Dataset entries on figures:
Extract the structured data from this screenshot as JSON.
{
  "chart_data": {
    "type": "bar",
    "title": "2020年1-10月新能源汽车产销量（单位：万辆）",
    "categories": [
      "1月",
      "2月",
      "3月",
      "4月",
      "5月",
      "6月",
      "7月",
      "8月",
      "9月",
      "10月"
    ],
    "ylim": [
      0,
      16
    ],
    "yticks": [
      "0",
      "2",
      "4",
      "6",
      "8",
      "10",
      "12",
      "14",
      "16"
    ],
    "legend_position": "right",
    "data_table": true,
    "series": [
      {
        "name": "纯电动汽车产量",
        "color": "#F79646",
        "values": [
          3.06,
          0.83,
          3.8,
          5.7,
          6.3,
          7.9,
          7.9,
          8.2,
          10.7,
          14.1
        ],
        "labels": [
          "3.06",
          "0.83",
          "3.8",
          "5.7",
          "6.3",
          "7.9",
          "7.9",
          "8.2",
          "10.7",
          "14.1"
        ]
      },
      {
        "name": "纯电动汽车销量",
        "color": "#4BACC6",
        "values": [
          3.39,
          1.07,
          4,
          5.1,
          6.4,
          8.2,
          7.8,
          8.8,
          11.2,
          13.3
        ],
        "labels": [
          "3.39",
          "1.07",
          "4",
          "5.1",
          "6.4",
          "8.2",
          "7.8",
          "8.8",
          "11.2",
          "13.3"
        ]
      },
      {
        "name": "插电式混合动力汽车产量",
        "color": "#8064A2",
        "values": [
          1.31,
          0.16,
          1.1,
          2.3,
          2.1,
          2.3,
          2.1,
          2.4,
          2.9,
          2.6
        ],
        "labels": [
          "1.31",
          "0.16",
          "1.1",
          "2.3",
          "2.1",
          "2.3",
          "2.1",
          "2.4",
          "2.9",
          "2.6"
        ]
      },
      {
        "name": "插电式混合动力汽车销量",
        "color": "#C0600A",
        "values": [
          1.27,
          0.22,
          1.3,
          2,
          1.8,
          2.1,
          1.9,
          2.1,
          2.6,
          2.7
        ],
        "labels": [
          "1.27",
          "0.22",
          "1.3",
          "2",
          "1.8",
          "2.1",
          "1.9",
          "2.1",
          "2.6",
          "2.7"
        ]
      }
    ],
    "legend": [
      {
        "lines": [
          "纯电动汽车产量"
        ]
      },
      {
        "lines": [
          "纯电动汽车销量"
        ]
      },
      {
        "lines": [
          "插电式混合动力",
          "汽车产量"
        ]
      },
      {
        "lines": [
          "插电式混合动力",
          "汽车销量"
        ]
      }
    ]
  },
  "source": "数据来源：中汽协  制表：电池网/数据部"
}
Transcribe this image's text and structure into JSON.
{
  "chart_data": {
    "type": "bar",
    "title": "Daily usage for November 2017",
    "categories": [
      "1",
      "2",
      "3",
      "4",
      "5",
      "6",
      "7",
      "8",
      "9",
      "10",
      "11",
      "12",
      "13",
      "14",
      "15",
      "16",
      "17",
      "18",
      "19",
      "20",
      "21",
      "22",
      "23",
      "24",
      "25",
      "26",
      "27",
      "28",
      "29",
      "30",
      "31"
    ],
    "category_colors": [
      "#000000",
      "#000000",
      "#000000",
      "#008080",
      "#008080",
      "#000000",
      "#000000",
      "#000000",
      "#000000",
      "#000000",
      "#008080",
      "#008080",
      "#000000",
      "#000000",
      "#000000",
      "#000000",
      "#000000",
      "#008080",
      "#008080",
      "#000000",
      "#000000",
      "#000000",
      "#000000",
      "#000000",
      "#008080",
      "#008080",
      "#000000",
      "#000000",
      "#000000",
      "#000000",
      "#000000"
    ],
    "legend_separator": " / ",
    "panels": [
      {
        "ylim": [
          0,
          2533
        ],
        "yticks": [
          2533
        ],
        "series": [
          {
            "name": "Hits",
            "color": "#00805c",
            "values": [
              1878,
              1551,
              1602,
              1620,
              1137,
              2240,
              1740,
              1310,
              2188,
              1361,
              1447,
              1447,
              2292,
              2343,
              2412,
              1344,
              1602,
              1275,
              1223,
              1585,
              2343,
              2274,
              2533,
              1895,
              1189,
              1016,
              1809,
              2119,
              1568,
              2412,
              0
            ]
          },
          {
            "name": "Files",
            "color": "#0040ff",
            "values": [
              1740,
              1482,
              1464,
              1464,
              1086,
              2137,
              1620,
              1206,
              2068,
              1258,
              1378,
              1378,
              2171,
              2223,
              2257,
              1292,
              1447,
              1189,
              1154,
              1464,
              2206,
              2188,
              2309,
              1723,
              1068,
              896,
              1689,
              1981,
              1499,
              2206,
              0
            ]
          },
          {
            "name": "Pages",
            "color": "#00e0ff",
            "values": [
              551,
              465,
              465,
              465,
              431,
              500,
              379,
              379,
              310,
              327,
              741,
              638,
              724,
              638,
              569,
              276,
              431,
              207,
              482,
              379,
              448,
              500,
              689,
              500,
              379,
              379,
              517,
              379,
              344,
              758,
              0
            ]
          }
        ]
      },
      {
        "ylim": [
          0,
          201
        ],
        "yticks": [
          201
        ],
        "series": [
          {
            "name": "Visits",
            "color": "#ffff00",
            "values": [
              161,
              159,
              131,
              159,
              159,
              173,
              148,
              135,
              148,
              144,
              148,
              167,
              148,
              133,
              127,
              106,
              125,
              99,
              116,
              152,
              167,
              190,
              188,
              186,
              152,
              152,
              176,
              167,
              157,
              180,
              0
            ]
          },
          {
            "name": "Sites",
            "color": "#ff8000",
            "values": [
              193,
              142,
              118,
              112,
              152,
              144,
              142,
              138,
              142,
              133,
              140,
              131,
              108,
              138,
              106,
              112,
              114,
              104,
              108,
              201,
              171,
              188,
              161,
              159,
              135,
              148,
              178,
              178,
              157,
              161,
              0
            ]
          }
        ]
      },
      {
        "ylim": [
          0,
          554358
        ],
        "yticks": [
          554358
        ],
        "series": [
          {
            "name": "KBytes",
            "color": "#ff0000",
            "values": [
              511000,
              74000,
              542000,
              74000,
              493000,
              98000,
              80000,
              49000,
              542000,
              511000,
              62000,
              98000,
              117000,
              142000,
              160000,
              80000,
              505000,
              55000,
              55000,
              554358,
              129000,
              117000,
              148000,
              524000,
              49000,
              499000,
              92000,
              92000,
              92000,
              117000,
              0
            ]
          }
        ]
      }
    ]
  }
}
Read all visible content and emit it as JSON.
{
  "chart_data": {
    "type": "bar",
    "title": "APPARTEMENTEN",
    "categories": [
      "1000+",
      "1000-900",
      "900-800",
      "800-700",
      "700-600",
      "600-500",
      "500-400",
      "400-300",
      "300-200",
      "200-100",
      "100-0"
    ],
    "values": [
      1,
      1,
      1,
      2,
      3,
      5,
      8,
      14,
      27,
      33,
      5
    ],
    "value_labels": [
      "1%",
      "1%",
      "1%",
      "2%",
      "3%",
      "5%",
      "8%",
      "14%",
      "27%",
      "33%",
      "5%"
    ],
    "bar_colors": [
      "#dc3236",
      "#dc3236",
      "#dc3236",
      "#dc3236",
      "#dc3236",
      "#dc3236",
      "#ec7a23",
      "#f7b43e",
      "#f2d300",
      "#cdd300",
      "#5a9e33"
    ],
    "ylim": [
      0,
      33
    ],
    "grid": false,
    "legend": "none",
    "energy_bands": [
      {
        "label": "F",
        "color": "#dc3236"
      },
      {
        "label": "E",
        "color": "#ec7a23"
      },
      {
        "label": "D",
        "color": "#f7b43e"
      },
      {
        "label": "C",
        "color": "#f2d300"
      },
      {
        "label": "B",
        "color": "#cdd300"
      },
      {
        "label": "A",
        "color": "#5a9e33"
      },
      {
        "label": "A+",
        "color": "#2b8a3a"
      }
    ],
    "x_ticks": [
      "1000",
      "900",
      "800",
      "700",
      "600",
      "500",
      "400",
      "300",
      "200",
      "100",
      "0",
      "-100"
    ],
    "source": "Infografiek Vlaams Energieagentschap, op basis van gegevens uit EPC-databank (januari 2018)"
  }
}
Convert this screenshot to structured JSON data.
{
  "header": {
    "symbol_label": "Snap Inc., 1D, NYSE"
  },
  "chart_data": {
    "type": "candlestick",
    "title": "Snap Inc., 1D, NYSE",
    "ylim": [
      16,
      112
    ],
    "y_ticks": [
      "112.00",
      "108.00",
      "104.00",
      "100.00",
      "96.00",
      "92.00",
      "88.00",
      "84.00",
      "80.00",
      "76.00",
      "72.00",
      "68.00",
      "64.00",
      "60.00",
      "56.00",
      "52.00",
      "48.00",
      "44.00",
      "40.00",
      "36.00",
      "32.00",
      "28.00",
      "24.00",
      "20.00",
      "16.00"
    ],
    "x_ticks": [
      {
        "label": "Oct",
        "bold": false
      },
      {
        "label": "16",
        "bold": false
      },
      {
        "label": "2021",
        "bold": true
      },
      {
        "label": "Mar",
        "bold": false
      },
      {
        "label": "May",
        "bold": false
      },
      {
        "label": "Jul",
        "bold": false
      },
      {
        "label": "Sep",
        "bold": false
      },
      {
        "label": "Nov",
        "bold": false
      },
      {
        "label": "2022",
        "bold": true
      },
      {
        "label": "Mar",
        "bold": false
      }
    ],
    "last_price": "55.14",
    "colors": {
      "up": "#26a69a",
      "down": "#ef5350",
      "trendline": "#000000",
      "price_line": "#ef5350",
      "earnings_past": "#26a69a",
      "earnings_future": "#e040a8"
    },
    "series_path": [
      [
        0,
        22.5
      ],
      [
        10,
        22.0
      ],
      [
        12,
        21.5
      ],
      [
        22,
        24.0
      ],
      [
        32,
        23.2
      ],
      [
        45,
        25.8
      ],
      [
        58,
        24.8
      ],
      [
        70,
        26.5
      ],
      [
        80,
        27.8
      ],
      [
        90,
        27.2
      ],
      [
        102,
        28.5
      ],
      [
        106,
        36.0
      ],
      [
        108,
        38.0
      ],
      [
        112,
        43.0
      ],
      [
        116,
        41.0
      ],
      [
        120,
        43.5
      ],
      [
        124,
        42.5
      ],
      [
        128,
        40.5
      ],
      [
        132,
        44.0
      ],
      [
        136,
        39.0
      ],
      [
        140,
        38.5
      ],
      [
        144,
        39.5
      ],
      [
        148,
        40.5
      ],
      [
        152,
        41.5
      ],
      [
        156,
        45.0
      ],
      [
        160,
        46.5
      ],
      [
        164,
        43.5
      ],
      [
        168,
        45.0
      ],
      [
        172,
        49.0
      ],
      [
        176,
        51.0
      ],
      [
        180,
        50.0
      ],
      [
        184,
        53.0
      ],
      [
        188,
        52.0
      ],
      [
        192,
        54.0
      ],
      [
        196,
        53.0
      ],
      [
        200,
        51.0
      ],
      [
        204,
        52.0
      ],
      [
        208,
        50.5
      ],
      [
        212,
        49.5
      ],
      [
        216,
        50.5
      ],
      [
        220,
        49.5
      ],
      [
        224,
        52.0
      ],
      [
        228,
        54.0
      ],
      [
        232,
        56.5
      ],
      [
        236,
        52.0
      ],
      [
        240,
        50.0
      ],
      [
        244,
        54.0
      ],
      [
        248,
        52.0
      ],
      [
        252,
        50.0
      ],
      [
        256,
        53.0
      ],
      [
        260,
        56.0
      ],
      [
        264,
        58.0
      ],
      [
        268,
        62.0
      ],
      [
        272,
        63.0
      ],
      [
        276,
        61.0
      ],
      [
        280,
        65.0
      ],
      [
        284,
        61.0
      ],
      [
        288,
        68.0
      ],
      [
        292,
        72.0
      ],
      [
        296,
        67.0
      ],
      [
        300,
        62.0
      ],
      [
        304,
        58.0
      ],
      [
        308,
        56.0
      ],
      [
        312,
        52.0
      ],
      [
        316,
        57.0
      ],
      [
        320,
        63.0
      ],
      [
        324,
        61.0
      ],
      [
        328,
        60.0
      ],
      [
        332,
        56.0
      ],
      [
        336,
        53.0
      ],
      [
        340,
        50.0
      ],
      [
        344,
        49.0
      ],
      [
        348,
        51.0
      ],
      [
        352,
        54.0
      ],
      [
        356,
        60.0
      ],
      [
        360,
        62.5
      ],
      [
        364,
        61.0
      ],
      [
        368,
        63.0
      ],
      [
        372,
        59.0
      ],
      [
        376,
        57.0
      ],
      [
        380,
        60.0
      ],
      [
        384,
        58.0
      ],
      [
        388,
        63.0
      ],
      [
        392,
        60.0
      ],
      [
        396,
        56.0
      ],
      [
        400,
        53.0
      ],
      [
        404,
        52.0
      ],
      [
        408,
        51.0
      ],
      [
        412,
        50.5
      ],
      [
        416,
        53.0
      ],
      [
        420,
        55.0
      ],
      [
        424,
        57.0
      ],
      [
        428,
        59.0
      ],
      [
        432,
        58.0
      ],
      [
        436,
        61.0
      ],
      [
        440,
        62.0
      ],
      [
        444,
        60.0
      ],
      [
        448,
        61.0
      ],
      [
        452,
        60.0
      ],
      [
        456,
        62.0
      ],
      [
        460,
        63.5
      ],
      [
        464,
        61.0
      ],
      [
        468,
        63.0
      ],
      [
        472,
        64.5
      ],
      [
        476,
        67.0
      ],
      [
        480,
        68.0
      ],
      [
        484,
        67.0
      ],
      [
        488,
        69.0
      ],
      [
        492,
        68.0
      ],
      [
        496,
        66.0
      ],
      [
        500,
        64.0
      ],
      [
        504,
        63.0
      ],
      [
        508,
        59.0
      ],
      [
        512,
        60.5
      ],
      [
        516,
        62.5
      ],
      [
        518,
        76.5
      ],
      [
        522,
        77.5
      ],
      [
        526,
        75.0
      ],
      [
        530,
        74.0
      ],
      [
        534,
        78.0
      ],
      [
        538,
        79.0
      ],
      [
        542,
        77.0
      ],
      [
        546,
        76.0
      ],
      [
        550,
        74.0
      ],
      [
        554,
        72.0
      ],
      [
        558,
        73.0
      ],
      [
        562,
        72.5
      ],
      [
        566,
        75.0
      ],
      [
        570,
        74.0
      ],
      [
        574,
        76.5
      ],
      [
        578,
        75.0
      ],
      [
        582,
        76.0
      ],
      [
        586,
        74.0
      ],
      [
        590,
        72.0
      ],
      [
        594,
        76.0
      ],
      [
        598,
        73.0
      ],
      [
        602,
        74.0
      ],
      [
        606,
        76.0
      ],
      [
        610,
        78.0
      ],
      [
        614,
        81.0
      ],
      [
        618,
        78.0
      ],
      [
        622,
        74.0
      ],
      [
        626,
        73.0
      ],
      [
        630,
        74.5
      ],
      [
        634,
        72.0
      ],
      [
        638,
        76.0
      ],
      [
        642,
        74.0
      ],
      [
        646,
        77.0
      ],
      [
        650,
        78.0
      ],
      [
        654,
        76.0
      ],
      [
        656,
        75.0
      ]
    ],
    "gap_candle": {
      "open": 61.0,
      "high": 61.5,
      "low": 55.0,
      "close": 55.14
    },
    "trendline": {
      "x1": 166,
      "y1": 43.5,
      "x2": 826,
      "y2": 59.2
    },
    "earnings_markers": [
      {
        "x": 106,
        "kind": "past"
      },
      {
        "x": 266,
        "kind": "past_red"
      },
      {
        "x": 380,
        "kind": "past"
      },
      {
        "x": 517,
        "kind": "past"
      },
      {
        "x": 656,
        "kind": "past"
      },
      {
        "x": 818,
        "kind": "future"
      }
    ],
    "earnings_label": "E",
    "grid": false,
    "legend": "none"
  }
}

#### Stated problem
Return all lines containing the word "Snap".

#### Complete answer
    "symbol_label": "Snap Inc., 1D, NYSE"
    "title": "Snap Inc., 1D, NYSE",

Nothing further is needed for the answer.